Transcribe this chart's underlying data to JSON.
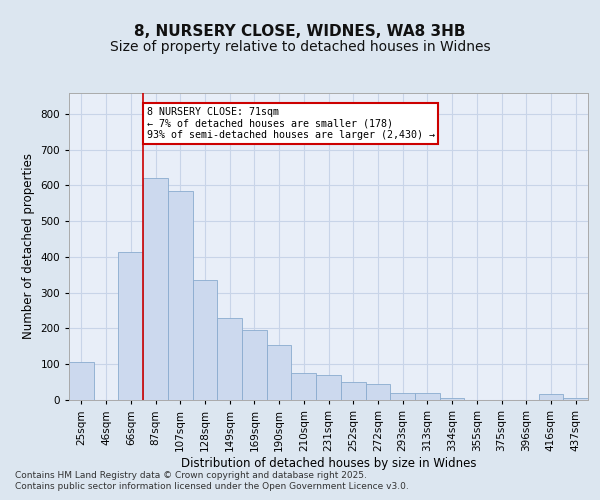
{
  "title1": "8, NURSERY CLOSE, WIDNES, WA8 3HB",
  "title2": "Size of property relative to detached houses in Widnes",
  "xlabel": "Distribution of detached houses by size in Widnes",
  "ylabel": "Number of detached properties",
  "categories": [
    "25sqm",
    "46sqm",
    "66sqm",
    "87sqm",
    "107sqm",
    "128sqm",
    "149sqm",
    "169sqm",
    "190sqm",
    "210sqm",
    "231sqm",
    "252sqm",
    "272sqm",
    "293sqm",
    "313sqm",
    "334sqm",
    "355sqm",
    "375sqm",
    "396sqm",
    "416sqm",
    "437sqm"
  ],
  "values": [
    105,
    0,
    415,
    620,
    585,
    335,
    230,
    195,
    155,
    75,
    70,
    50,
    45,
    20,
    20,
    5,
    0,
    0,
    0,
    18,
    5
  ],
  "bar_color": "#ccd9ee",
  "bar_edge_color": "#8aabcf",
  "vline_x": 2.5,
  "vline_color": "#cc0000",
  "annotation_text": "8 NURSERY CLOSE: 71sqm\n← 7% of detached houses are smaller (178)\n93% of semi-detached houses are larger (2,430) →",
  "annotation_box_color": "#ffffff",
  "annotation_box_edge": "#cc0000",
  "background_color": "#dce6f0",
  "plot_bg_color": "#e8eef8",
  "grid_color": "#c8d4e8",
  "footer_text": "Contains HM Land Registry data © Crown copyright and database right 2025.\nContains public sector information licensed under the Open Government Licence v3.0.",
  "ylim": [
    0,
    860
  ],
  "yticks": [
    0,
    100,
    200,
    300,
    400,
    500,
    600,
    700,
    800
  ],
  "title_fontsize": 11,
  "subtitle_fontsize": 10,
  "axis_fontsize": 8.5,
  "tick_fontsize": 7.5,
  "footer_fontsize": 6.5
}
——————————
Pull out all lines containing the word "data" from the entries above.

● **SOLUTION BELOW**:
Transcribe this chart's underlying data to JSON.
  "footer_text": "Contains HM Land Registry data © Crown copyright and database right 2025.\nContains public sector information licensed under the Open Government Licence v3.0.",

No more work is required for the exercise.